Lines of data
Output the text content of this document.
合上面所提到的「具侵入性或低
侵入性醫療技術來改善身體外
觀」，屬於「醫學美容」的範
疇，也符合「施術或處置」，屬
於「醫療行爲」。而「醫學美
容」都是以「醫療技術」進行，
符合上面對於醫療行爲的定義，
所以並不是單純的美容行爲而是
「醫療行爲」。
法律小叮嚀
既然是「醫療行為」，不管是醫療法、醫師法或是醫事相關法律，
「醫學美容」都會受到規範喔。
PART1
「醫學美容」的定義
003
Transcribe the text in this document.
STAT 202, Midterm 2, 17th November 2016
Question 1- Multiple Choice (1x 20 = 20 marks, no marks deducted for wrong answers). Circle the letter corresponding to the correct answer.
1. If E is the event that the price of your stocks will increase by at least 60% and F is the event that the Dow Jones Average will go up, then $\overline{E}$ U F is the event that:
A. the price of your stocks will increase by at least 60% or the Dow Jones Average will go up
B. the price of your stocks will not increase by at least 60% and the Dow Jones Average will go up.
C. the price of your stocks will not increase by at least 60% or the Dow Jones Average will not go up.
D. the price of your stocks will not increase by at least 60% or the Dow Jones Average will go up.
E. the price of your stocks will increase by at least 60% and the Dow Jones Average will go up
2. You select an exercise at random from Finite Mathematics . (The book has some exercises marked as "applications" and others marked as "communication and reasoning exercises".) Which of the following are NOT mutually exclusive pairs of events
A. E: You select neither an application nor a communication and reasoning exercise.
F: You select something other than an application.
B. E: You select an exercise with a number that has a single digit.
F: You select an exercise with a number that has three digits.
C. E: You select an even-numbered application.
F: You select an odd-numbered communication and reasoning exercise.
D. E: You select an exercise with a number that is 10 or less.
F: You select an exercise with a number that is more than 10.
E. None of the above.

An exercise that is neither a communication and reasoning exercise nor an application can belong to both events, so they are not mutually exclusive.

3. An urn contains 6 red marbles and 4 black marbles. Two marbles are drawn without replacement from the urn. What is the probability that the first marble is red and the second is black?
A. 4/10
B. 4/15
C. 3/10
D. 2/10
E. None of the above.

# TASK DIRECTIONS:
Please restate the whole listing word for word.

# EXERCISE RESPONSE:
Output the text content of this document.
合上面所提到的「具侵入性或低
侵入性醫療技術來改善身體外
觀」，屬於「醫學美容」的範
疇，也符合「施術或處置」，屬
於「醫療行爲」。而「醫學美
容」都是以「醫療技術」進行，
符合上面對於醫療行爲的定義，
所以並不是單純的美容行爲而是
「醫療行爲」。
法律小叮嚀
既然是「醫療行為」，不管是醫療法、醫師法或是醫事相關法律，
「醫學美容」都會受到規範喔。
PART1
「醫學美容」的定義
003
Transcribe the text in this document.
STAT 202, Midterm 2, 17th November 2016
Question 1- Multiple Choice (1x 20 = 20 marks, no marks deducted for wrong answers). Circle the letter corresponding to the correct answer.
1. If E is the event that the price of your stocks will increase by at least 60% and F is the event that the Dow Jones Average will go up, then $\overline{E}$ U F is the event that:
A. the price of your stocks will increase by at least 60% or the Dow Jones Average will go up
B. the price of your stocks will not increase by at least 60% and the Dow Jones Average will go up.
C. the price of your stocks will not increase by at least 60% or the Dow Jones Average will not go up.
D. the price of your stocks will not increase by at least 60% or the Dow Jones Average will go up.
E. the price of your stocks will increase by at least 60% and the Dow Jones Average will go up
2. You select an exercise at random from Finite Mathematics . (The book has some exercises marked as "applications" and others marked as "communication and reasoning exercises".) Which of the following are NOT mutually exclusive pairs of events
A. E: You select neither an application nor a communication and reasoning exercise.
F: You select something other than an application.
B. E: You select an exercise with a number that has a single digit.
F: You select an exercise with a number that has three digits.
C. E: You select an even-numbered application.
F: You select an odd-numbered communication and reasoning exercise.
D. E: You select an exercise with a number that is 10 or less.
F: You select an exercise with a number that is more than 10.
E. None of the above.

An exercise that is neither a communication and reasoning exercise nor an application can belong to both events, so they are not mutually exclusive.

3. An urn contains 6 red marbles and 4 black marbles. Two marbles are drawn without replacement from the urn. What is the probability that the first marble is red and the second is black?
A. 4/10
B. 4/15
C. 3/10
D. 2/10
E. None of the above.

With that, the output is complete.